_Your goal_: Reproduce every line of the rows below word for word, but leave the pictures out.

_Supplied entries_:
□ □ □ □ □ □ □
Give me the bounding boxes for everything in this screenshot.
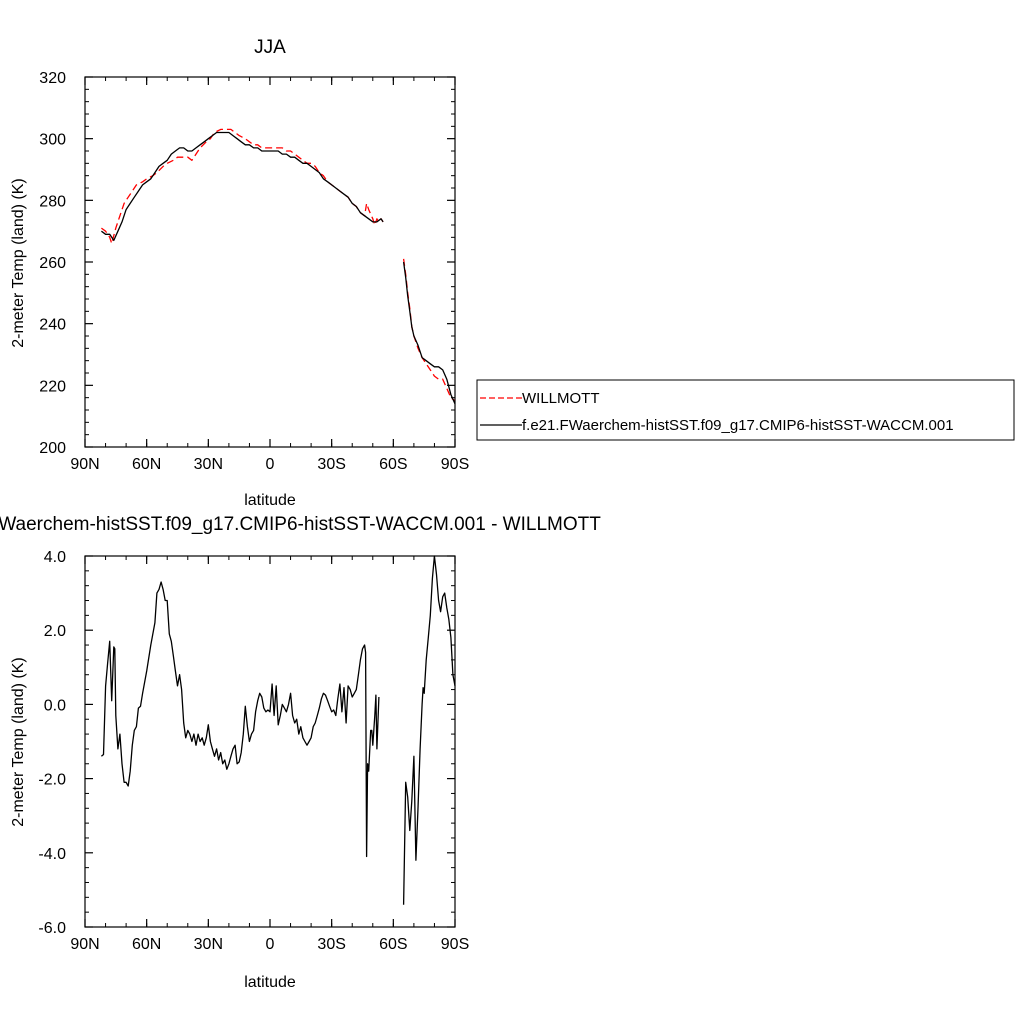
bottom-x-tick-label: 30N [194, 936, 223, 953]
top-chart-x-axis-label: latitude [244, 492, 296, 509]
bottom-x-tick-label: 30S [317, 936, 345, 953]
bottom-y-tick-label: 0.0 [44, 697, 66, 714]
bottom-chart-x-axis-label: latitude [244, 974, 296, 991]
bottom-chart-title: f.e21.FWaerchem-histSST.f09_g17.CMIP6-hi… [0, 514, 601, 535]
top-x-tick-label: 60S [379, 456, 407, 473]
top-y-tick-label: 220 [39, 378, 66, 395]
bottom-x-tick-label: 90S [441, 936, 469, 953]
top-y-tick-label: 300 [39, 132, 66, 149]
bottom-y-tick-label: 4.0 [44, 549, 66, 566]
bottom-series-0-line-segment-0 [100, 581, 380, 858]
bottom-y-tick-label: -6.0 [38, 920, 66, 937]
bottom-chart-frame [84, 555, 456, 928]
bottom-y-tick-label: 2.0 [44, 623, 66, 640]
legend-box [476, 379, 1015, 441]
top-chart-frame [84, 76, 456, 448]
top-series-1-line-segment-0 [101, 131, 384, 242]
top-x-tick-label: 30S [317, 456, 345, 473]
bottom-chart-y-axis-label: 2-meter Temp (land) (K) [10, 657, 27, 827]
top-series-0-line-segment-0 [101, 128, 384, 245]
top-chart-y-axis-label: 2-meter Temp (land) (K) [10, 178, 27, 348]
bottom-x-tick-label: 60S [379, 936, 407, 953]
top-y-tick-label: 240 [39, 317, 66, 334]
top-x-tick-label: 0 [266, 456, 275, 473]
top-y-tick-label: 260 [39, 255, 66, 272]
top-chart-plot-area: 90N 60N 30N 0 30S 60S 90S 200 220 240 260 280 300 320 [39, 70, 469, 473]
bottom-x-tick-label: 0 [266, 936, 275, 953]
top-chart-title: JJA [254, 37, 286, 58]
bottom-chart-plot-area: 90N 60N 30N 0 30S 60S 90S -6.0 -4.0 -2.0 0.0 2.0 4.0 [38, 549, 469, 953]
legend: WILLMOTT f.e21.FWaerchem-histSST.f09_g17… [476, 379, 1015, 441]
top-y-tick-label: 200 [39, 440, 66, 457]
top-x-tick-label: 60N [132, 456, 161, 473]
legend-label-willmott: WILLMOTT [522, 390, 600, 407]
top-series-0-line-segment-1 [402, 258, 456, 402]
top-x-tick-label: 90S [441, 456, 469, 473]
top-y-tick-label: 320 [39, 70, 66, 87]
bottom-y-tick-label: -2.0 [38, 772, 66, 789]
top-series-1-line-segment-1 [402, 261, 456, 405]
bottom-x-tick-label: 90N [70, 936, 99, 953]
top-y-tick-label: 280 [39, 193, 66, 210]
top-x-tick-label: 90N [70, 456, 99, 473]
top-x-tick-label: 30N [194, 456, 223, 473]
bottom-series-0-line-segment-1 [402, 555, 456, 905]
bottom-x-tick-label: 60N [132, 936, 161, 953]
bottom-y-tick-label: -4.0 [38, 846, 66, 863]
legend-label-model: f.e21.FWaerchem-histSST.f09_g17.CMIP6-hi… [522, 417, 954, 434]
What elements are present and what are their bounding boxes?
□ □ □ □ □ □ □
_Reply to the exercise_:
Give me the bounding boxes for everything in this screenshot.
bottom-x-tick-label: 30N [194, 936, 223, 953]
top-chart-x-axis-label: latitude [244, 492, 296, 509]
bottom-x-tick-label: 30S [317, 936, 345, 953]
bottom-y-tick-label: 0.0 [44, 697, 66, 714]
bottom-chart-x-axis-label: latitude [244, 974, 296, 991]
bottom-chart-title: f.e21.FWaerchem-histSST.f09_g17.CMIP6-hi… [0, 514, 601, 535]
top-x-tick-label: 60S [379, 456, 407, 473]
top-y-tick-label: 220 [39, 378, 66, 395]
bottom-x-tick-label: 90S [441, 936, 469, 953]
top-y-tick-label: 300 [39, 132, 66, 149]
bottom-y-tick-label: 4.0 [44, 549, 66, 566]
bottom-series-0-line-segment-0 [100, 581, 380, 858]
bottom-y-tick-label: -6.0 [38, 920, 66, 937]
bottom-chart-frame [84, 555, 456, 928]
bottom-y-tick-label: 2.0 [44, 623, 66, 640]
legend-box [476, 379, 1015, 441]
top-chart-frame [84, 76, 456, 448]
top-series-1-line-segment-0 [101, 131, 384, 242]
top-x-tick-label: 30S [317, 456, 345, 473]
bottom-chart-y-axis-label: 2-meter Temp (land) (K) [10, 657, 27, 827]
top-series-0-line-segment-0 [101, 128, 384, 245]
top-chart-y-axis-label: 2-meter Temp (land) (K) [10, 178, 27, 348]
bottom-x-tick-label: 60S [379, 936, 407, 953]
top-y-tick-label: 240 [39, 317, 66, 334]
top-x-tick-label: 0 [266, 456, 275, 473]
top-y-tick-label: 260 [39, 255, 66, 272]
top-chart-plot-area: 90N 60N 30N 0 30S 60S 90S 200 220 240 260 280 300 320 [39, 70, 469, 473]
bottom-x-tick-label: 0 [266, 936, 275, 953]
top-chart-title: JJA [254, 37, 286, 58]
bottom-chart-plot-area: 90N 60N 30N 0 30S 60S 90S -6.0 -4.0 -2.0 0.0 2.0 4.0 [38, 549, 469, 953]
legend: WILLMOTT f.e21.FWaerchem-histSST.f09_g17… [476, 379, 1015, 441]
top-y-tick-label: 200 [39, 440, 66, 457]
top-x-tick-label: 60N [132, 456, 161, 473]
legend-label-willmott: WILLMOTT [522, 390, 600, 407]
top-series-0-line-segment-1 [402, 258, 456, 402]
top-x-tick-label: 90S [441, 456, 469, 473]
top-y-tick-label: 320 [39, 70, 66, 87]
bottom-y-tick-label: -2.0 [38, 772, 66, 789]
top-series-1-line-segment-1 [402, 261, 456, 405]
bottom-x-tick-label: 90N [70, 936, 99, 953]
top-y-tick-label: 280 [39, 193, 66, 210]
top-x-tick-label: 90N [70, 456, 99, 473]
top-x-tick-label: 30N [194, 456, 223, 473]
bottom-series-0-line-segment-1 [402, 555, 456, 905]
bottom-x-tick-label: 60N [132, 936, 161, 953]
bottom-y-tick-label: -4.0 [38, 846, 66, 863]
legend-label-model: f.e21.FWaerchem-histSST.f09_g17.CMIP6-hi… [522, 417, 954, 434]
What elements are present and what are their bounding boxes?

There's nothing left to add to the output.